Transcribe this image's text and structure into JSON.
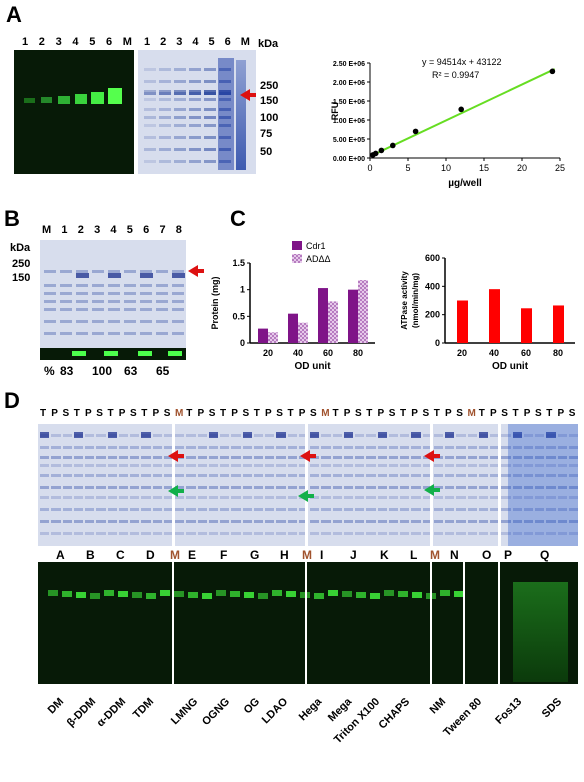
{
  "panel_labels": {
    "a": "A",
    "b": "B",
    "c": "C",
    "d": "D"
  },
  "panelA": {
    "lanes_green": [
      "1",
      "2",
      "3",
      "4",
      "5",
      "6",
      "M"
    ],
    "lanes_blue": [
      "1",
      "2",
      "3",
      "4",
      "5",
      "6",
      "M"
    ],
    "kda_label": "kDa",
    "markers": [
      "250",
      "150",
      "100",
      "75",
      "50"
    ],
    "chart": {
      "equation": "y = 94514x + 43122",
      "r2": "R² = 0.9947",
      "ylabel": "RFU",
      "xlabel": "µg/well",
      "yticks": [
        "0.00 E+00",
        "5.00 E+05",
        "1.00 E+06",
        "1.50 E+06",
        "2.00 E+06",
        "2.50 E+06"
      ],
      "xticks": [
        "0",
        "5",
        "10",
        "15",
        "20",
        "25"
      ]
    }
  },
  "panelB": {
    "kda_label": "kDa",
    "lanes": [
      "M",
      "1",
      "2",
      "3",
      "4",
      "5",
      "6",
      "7",
      "8"
    ],
    "markers": [
      "250",
      "150"
    ],
    "percent_label": "%",
    "percents": [
      "83",
      "100",
      "63",
      "65"
    ]
  },
  "panelC": {
    "legend": [
      "Cdr1",
      "ADΔΔ"
    ],
    "left": {
      "ylabel": "Protein (mg)",
      "xlabel": "OD unit",
      "yticks": [
        "0",
        "0.5",
        "1",
        "1.5"
      ],
      "xticks": [
        "20",
        "40",
        "60",
        "80"
      ]
    },
    "right": {
      "ylabel": "ATPase activity",
      "ylabel2": "(nmol/min/mg)",
      "xlabel": "OD unit",
      "yticks": [
        "0",
        "200",
        "400",
        "600"
      ],
      "xticks": [
        "20",
        "40",
        "60",
        "80"
      ]
    }
  },
  "panelD": {
    "lane_groups": [
      "T",
      "P",
      "S",
      "T",
      "P",
      "S",
      "T",
      "P",
      "S",
      "T",
      "P",
      "S",
      "M",
      "T",
      "P",
      "S",
      "T",
      "P",
      "S",
      "T",
      "P",
      "S",
      "T",
      "P",
      "S",
      "M",
      "T",
      "P",
      "S",
      "T",
      "P",
      "S",
      "T",
      "P",
      "S",
      "T",
      "P",
      "S",
      "M",
      "T",
      "P",
      "S",
      "T",
      "P",
      "S",
      "T",
      "P",
      "S"
    ],
    "letters": [
      "A",
      "B",
      "C",
      "D",
      "M",
      "E",
      "F",
      "G",
      "H",
      "M",
      "I",
      "J",
      "K",
      "L",
      "M",
      "N",
      "O",
      "P",
      "Q"
    ],
    "detergents": [
      "DM",
      "β-DDM",
      "α-DDM",
      "TDM",
      "LMNG",
      "OGNG",
      "OG",
      "LDAO",
      "Hega",
      "Mega",
      "Triton X100",
      "CHAPS",
      "NM",
      "Tween 80",
      "Fos13",
      "SDS"
    ]
  },
  "chart_data": [
    {
      "type": "scatter",
      "title": "",
      "xlabel": "µg/well",
      "ylabel": "RFU",
      "x": [
        0.375,
        0.75,
        1.5,
        3,
        6,
        12,
        24
      ],
      "y": [
        80000,
        120000,
        200000,
        330000,
        700000,
        1280000,
        2280000
      ],
      "fit": {
        "slope": 94514,
        "intercept": 43122,
        "r2": 0.9947
      },
      "xlim": [
        0,
        25
      ],
      "ylim": [
        0,
        2500000
      ]
    },
    {
      "type": "bar",
      "xlabel": "OD unit",
      "ylabel": "Protein (mg)",
      "categories": [
        "20",
        "40",
        "60",
        "80"
      ],
      "series": [
        {
          "name": "Cdr1",
          "values": [
            0.27,
            0.55,
            1.03,
            1.0
          ]
        },
        {
          "name": "ADΔΔ",
          "values": [
            0.2,
            0.38,
            0.78,
            1.18
          ]
        }
      ],
      "ylim": [
        0,
        1.5
      ]
    },
    {
      "type": "bar",
      "xlabel": "OD unit",
      "ylabel": "ATPase activity (nmol/min/mg)",
      "categories": [
        "20",
        "40",
        "60",
        "80"
      ],
      "values": [
        300,
        380,
        245,
        265
      ],
      "ylim": [
        0,
        600
      ]
    }
  ],
  "colors": {
    "cdr1": "#7f1488",
    "addd": "#b67cc0",
    "atpase": "#ff0000",
    "fit": "#66dd22",
    "arrow_red": "#dd1111",
    "arrow_green": "#12b04a",
    "marker_M": "#a0522d"
  }
}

**Work instruction:** Copy out every line above, word for word, minus images.

**Response below:**
Transcribe this image's text and structure into JSON.
{
  "panel_labels": {
    "a": "A",
    "b": "B",
    "c": "C",
    "d": "D"
  },
  "panelA": {
    "lanes_green": [
      "1",
      "2",
      "3",
      "4",
      "5",
      "6",
      "M"
    ],
    "lanes_blue": [
      "1",
      "2",
      "3",
      "4",
      "5",
      "6",
      "M"
    ],
    "kda_label": "kDa",
    "markers": [
      "250",
      "150",
      "100",
      "75",
      "50"
    ],
    "chart": {
      "equation": "y = 94514x + 43122",
      "r2": "R² = 0.9947",
      "ylabel": "RFU",
      "xlabel": "µg/well",
      "yticks": [
        "0.00 E+00",
        "5.00 E+05",
        "1.00 E+06",
        "1.50 E+06",
        "2.00 E+06",
        "2.50 E+06"
      ],
      "xticks": [
        "0",
        "5",
        "10",
        "15",
        "20",
        "25"
      ]
    }
  },
  "panelB": {
    "kda_label": "kDa",
    "lanes": [
      "M",
      "1",
      "2",
      "3",
      "4",
      "5",
      "6",
      "7",
      "8"
    ],
    "markers": [
      "250",
      "150"
    ],
    "percent_label": "%",
    "percents": [
      "83",
      "100",
      "63",
      "65"
    ]
  },
  "panelC": {
    "legend": [
      "Cdr1",
      "ADΔΔ"
    ],
    "left": {
      "ylabel": "Protein (mg)",
      "xlabel": "OD unit",
      "yticks": [
        "0",
        "0.5",
        "1",
        "1.5"
      ],
      "xticks": [
        "20",
        "40",
        "60",
        "80"
      ]
    },
    "right": {
      "ylabel": "ATPase activity",
      "ylabel2": "(nmol/min/mg)",
      "xlabel": "OD unit",
      "yticks": [
        "0",
        "200",
        "400",
        "600"
      ],
      "xticks": [
        "20",
        "40",
        "60",
        "80"
      ]
    }
  },
  "panelD": {
    "lane_groups": [
      "T",
      "P",
      "S",
      "T",
      "P",
      "S",
      "T",
      "P",
      "S",
      "T",
      "P",
      "S",
      "M",
      "T",
      "P",
      "S",
      "T",
      "P",
      "S",
      "T",
      "P",
      "S",
      "T",
      "P",
      "S",
      "M",
      "T",
      "P",
      "S",
      "T",
      "P",
      "S",
      "T",
      "P",
      "S",
      "T",
      "P",
      "S",
      "M",
      "T",
      "P",
      "S",
      "T",
      "P",
      "S",
      "T",
      "P",
      "S"
    ],
    "letters": [
      "A",
      "B",
      "C",
      "D",
      "M",
      "E",
      "F",
      "G",
      "H",
      "M",
      "I",
      "J",
      "K",
      "L",
      "M",
      "N",
      "O",
      "P",
      "Q"
    ],
    "detergents": [
      "DM",
      "β-DDM",
      "α-DDM",
      "TDM",
      "LMNG",
      "OGNG",
      "OG",
      "LDAO",
      "Hega",
      "Mega",
      "Triton X100",
      "CHAPS",
      "NM",
      "Tween 80",
      "Fos13",
      "SDS"
    ]
  },
  "chart_data": [
    {
      "type": "scatter",
      "title": "",
      "xlabel": "µg/well",
      "ylabel": "RFU",
      "x": [
        0.375,
        0.75,
        1.5,
        3,
        6,
        12,
        24
      ],
      "y": [
        80000,
        120000,
        200000,
        330000,
        700000,
        1280000,
        2280000
      ],
      "fit": {
        "slope": 94514,
        "intercept": 43122,
        "r2": 0.9947
      },
      "xlim": [
        0,
        25
      ],
      "ylim": [
        0,
        2500000
      ]
    },
    {
      "type": "bar",
      "xlabel": "OD unit",
      "ylabel": "Protein (mg)",
      "categories": [
        "20",
        "40",
        "60",
        "80"
      ],
      "series": [
        {
          "name": "Cdr1",
          "values": [
            0.27,
            0.55,
            1.03,
            1.0
          ]
        },
        {
          "name": "ADΔΔ",
          "values": [
            0.2,
            0.38,
            0.78,
            1.18
          ]
        }
      ],
      "ylim": [
        0,
        1.5
      ]
    },
    {
      "type": "bar",
      "xlabel": "OD unit",
      "ylabel": "ATPase activity (nmol/min/mg)",
      "categories": [
        "20",
        "40",
        "60",
        "80"
      ],
      "values": [
        300,
        380,
        245,
        265
      ],
      "ylim": [
        0,
        600
      ]
    }
  ],
  "colors": {
    "cdr1": "#7f1488",
    "addd": "#b67cc0",
    "atpase": "#ff0000",
    "fit": "#66dd22",
    "arrow_red": "#dd1111",
    "arrow_green": "#12b04a",
    "marker_M": "#a0522d"
  }
}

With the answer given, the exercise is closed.